▶ _Extracted data entries_
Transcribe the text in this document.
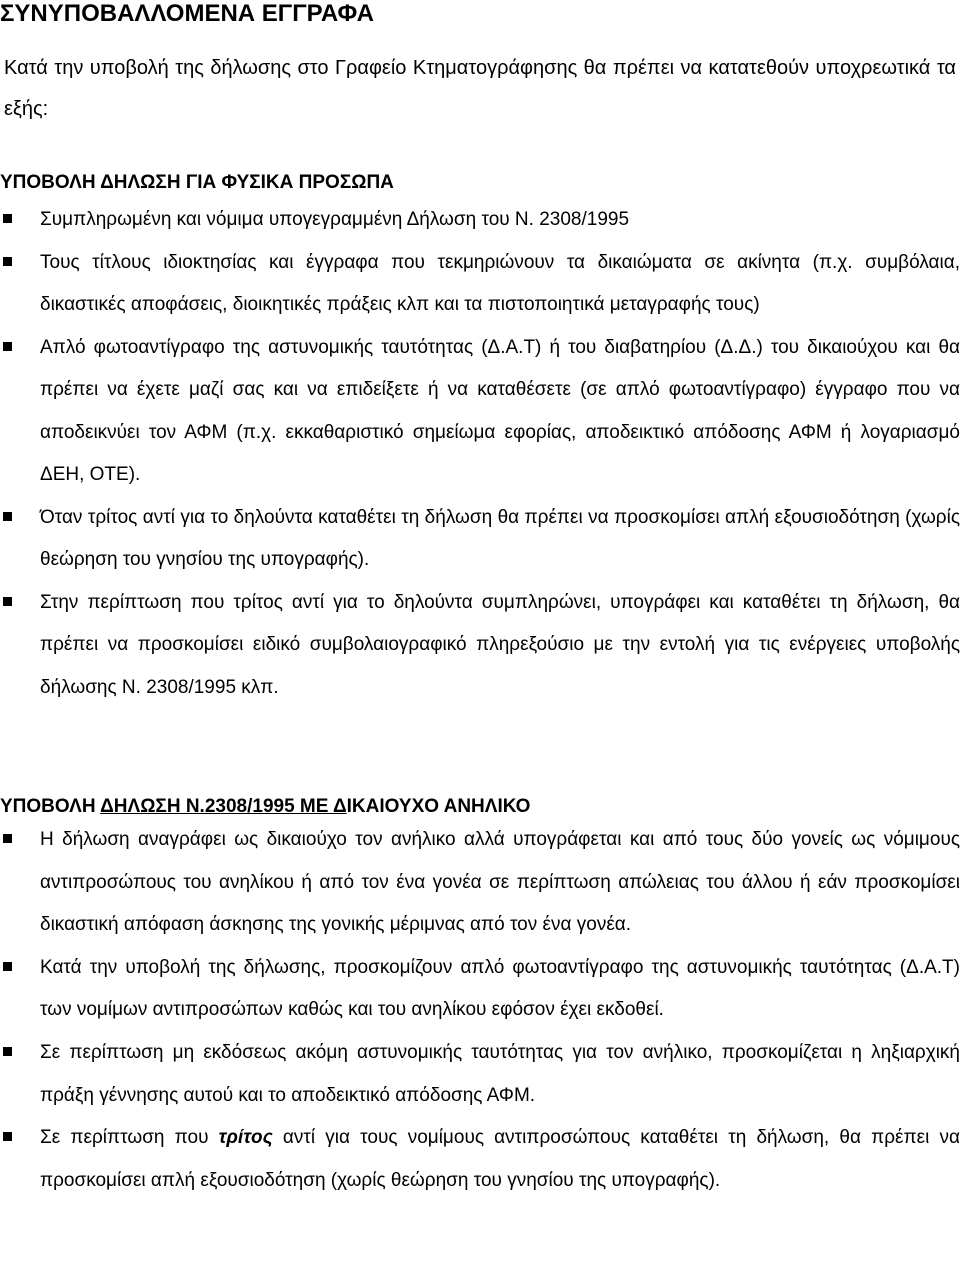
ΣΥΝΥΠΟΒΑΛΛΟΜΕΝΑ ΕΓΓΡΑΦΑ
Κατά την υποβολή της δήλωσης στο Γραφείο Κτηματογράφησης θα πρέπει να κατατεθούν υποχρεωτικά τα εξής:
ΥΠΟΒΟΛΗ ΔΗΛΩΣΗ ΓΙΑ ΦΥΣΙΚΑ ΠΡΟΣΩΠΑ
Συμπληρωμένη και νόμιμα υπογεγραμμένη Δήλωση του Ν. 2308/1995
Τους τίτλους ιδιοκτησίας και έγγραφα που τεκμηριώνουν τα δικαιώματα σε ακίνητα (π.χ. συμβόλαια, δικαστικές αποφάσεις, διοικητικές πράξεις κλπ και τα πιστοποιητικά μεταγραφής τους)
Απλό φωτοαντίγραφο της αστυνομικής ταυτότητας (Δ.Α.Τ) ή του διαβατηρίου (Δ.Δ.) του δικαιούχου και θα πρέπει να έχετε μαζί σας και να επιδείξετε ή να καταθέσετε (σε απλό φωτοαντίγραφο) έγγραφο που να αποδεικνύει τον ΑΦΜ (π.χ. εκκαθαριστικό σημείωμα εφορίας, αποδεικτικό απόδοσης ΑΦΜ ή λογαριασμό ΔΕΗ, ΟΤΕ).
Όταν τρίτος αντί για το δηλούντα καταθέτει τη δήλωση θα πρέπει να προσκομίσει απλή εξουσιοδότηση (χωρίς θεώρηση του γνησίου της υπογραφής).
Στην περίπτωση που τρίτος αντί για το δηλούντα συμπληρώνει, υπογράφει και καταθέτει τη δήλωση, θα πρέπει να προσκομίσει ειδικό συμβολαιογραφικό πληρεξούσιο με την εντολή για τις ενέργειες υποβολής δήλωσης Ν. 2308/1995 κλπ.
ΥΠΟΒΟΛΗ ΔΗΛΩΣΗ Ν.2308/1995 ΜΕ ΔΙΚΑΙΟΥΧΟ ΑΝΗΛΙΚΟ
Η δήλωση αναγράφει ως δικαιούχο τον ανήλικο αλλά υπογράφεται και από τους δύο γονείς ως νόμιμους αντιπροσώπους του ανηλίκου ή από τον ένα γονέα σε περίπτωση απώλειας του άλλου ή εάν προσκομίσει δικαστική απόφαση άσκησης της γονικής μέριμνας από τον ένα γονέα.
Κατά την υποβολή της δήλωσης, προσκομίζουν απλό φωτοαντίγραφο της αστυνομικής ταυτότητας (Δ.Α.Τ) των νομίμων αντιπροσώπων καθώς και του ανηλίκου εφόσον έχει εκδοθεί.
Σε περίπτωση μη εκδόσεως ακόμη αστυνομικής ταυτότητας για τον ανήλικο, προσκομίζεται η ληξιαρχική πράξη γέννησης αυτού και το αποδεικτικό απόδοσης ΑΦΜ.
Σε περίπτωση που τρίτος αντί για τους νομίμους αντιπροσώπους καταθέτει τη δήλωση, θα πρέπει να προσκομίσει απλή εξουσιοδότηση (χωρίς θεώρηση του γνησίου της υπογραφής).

▶ _Description of the task_
Figure out how many lines above include the string "γνησίου", then report that number and nothing else.

▶ _Output_
2